What you are asked to do
Transcribe every entry word for word, leaving out all images.

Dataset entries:
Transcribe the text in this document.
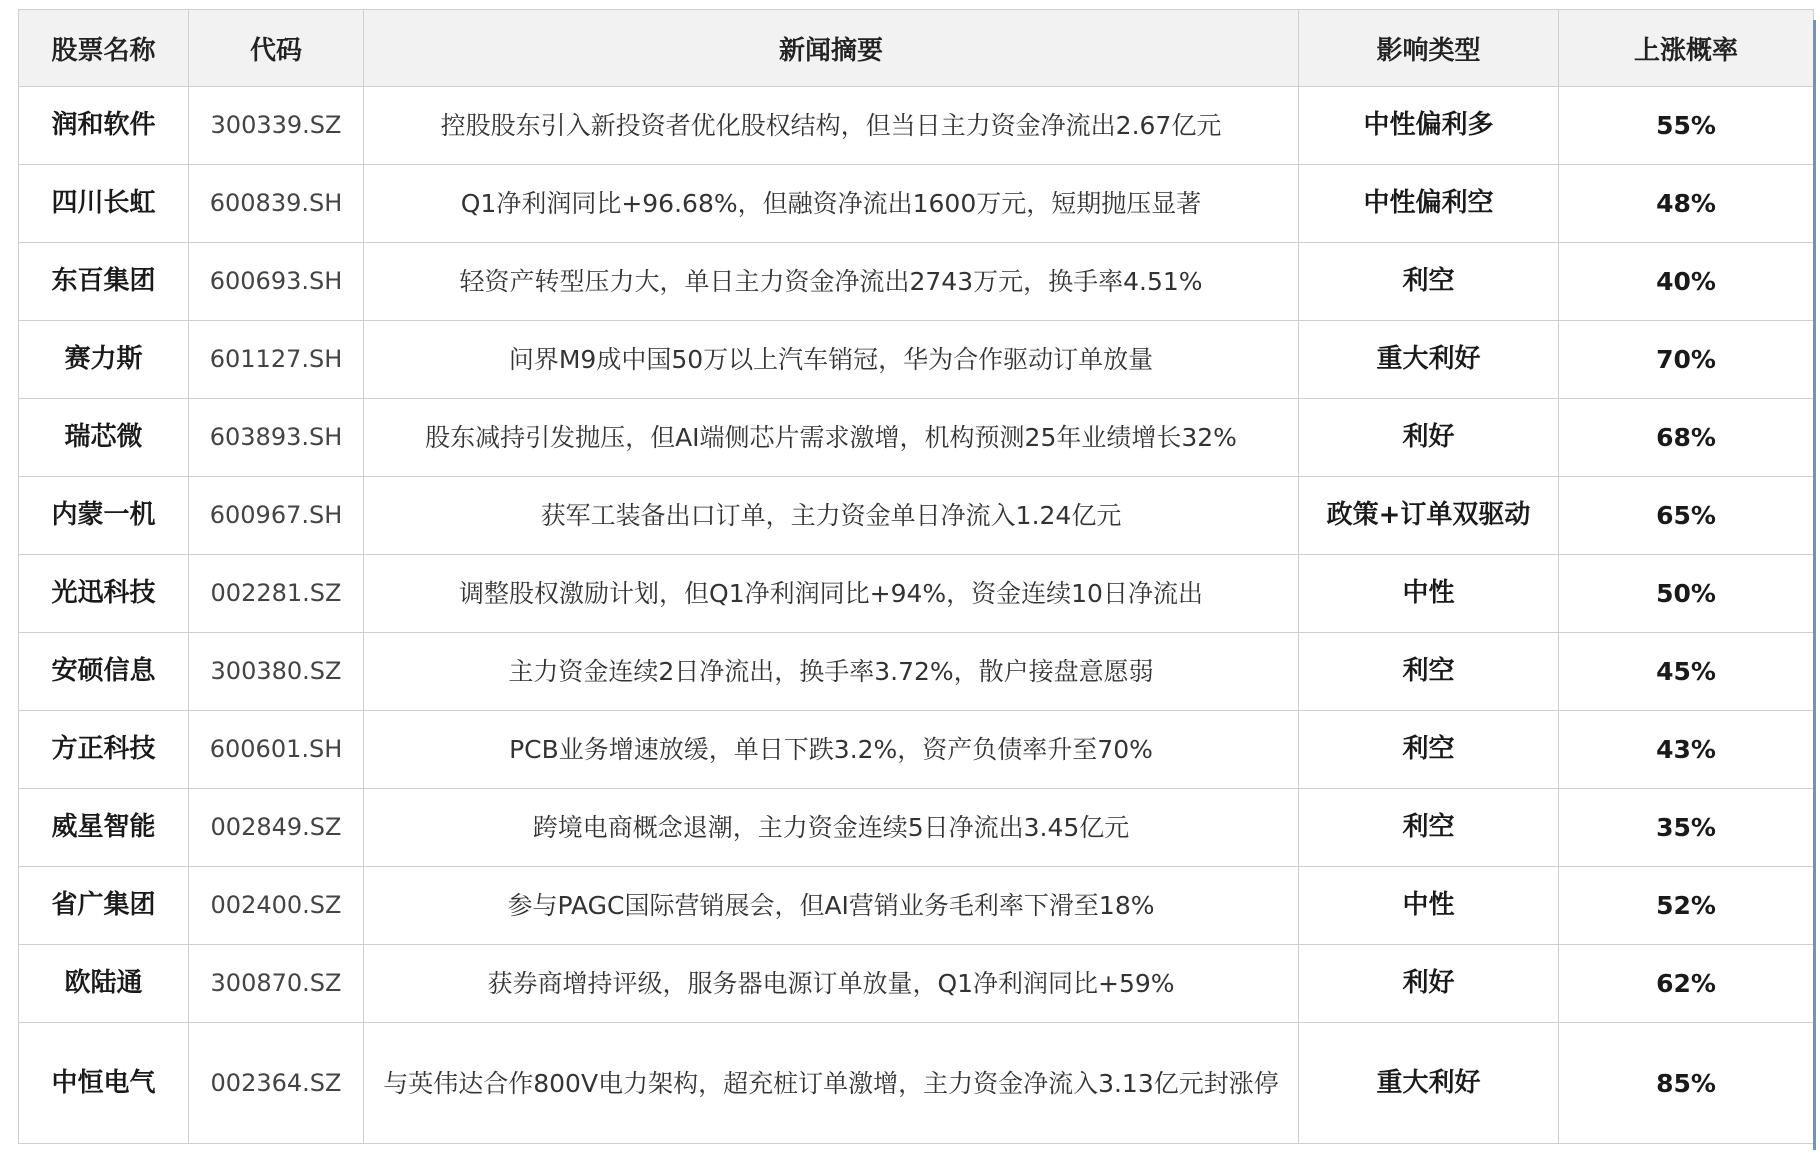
股票名称	代码	新闻摘要	影响类型	上涨概率
润和软件	300339.SZ	控股股东引入新投资者优化股权结构，但当日主力资金净流出2.67亿元	中性偏利多	55%
四川长虹	600839.SH	Q1净利润同比+96.68%，但融资净流出1600万元，短期抛压显著	中性偏利空	48%
东百集团	600693.SH	轻资产转型压力大，单日主力资金净流出2743万元，换手率4.51%	利空	40%
赛力斯	601127.SH	问界M9成中国50万以上汽车销冠，华为合作驱动订单放量	重大利好	70%
瑞芯微	603893.SH	股东减持引发抛压，但AI端侧芯片需求激增，机构预测25年业绩增长32%	利好	68%
内蒙一机	600967.SH	获军工装备出口订单，主力资金单日净流入1.24亿元	政策+订单双驱动	65%
光迅科技	002281.SZ	调整股权激励计划，但Q1净利润同比+94%，资金连续10日净流出	中性	50%
安硕信息	300380.SZ	主力资金连续2日净流出，换手率3.72%，散户接盘意愿弱	利空	45%
方正科技	600601.SH	PCB业务增速放缓，单日下跌3.2%，资产负债率升至70%	利空	43%
威星智能	002849.SZ	跨境电商概念退潮，主力资金连续5日净流出3.45亿元	利空	35%
省广集团	002400.SZ	参与PAGC国际营销展会，但AI营销业务毛利率下滑至18%	中性	52%
欧陆通	300870.SZ	获券商增持评级，服务器电源订单放量，Q1净利润同比+59%	利好	62%
中恒电气	002364.SZ	与英伟达合作800V电力架构，超充桩订单激增，主力资金净流入3.13亿元封涨停	重大利好	85%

Response to the task
Transcribe the text in this document.
股票名称	代码	新闻摘要	影响类型	上涨概率
润和软件	300339.SZ	控股股东引入新投资者优化股权结构，但当日主力资金净流出2.67亿元	中性偏利多	55%
四川长虹	600839.SH	Q1净利润同比+96.68%，但融资净流出1600万元，短期抛压显著	中性偏利空	48%
东百集团	600693.SH	轻资产转型压力大，单日主力资金净流出2743万元，换手率4.51%	利空	40%
赛力斯	601127.SH	问界M9成中国50万以上汽车销冠，华为合作驱动订单放量	重大利好	70%
瑞芯微	603893.SH	股东减持引发抛压，但AI端侧芯片需求激增，机构预测25年业绩增长32%	利好	68%
内蒙一机	600967.SH	获军工装备出口订单，主力资金单日净流入1.24亿元	政策+订单双驱动	65%
光迅科技	002281.SZ	调整股权激励计划，但Q1净利润同比+94%，资金连续10日净流出	中性	50%
安硕信息	300380.SZ	主力资金连续2日净流出，换手率3.72%，散户接盘意愿弱	利空	45%
方正科技	600601.SH	PCB业务增速放缓，单日下跌3.2%，资产负债率升至70%	利空	43%
威星智能	002849.SZ	跨境电商概念退潮，主力资金连续5日净流出3.45亿元	利空	35%
省广集团	002400.SZ	参与PAGC国际营销展会，但AI营销业务毛利率下滑至18%	中性	52%
欧陆通	300870.SZ	获券商增持评级，服务器电源订单放量，Q1净利润同比+59%	利好	62%
中恒电气	002364.SZ	与英伟达合作800V电力架构，超充桩订单激增，主力资金净流入3.13亿元封涨停	重大利好	85%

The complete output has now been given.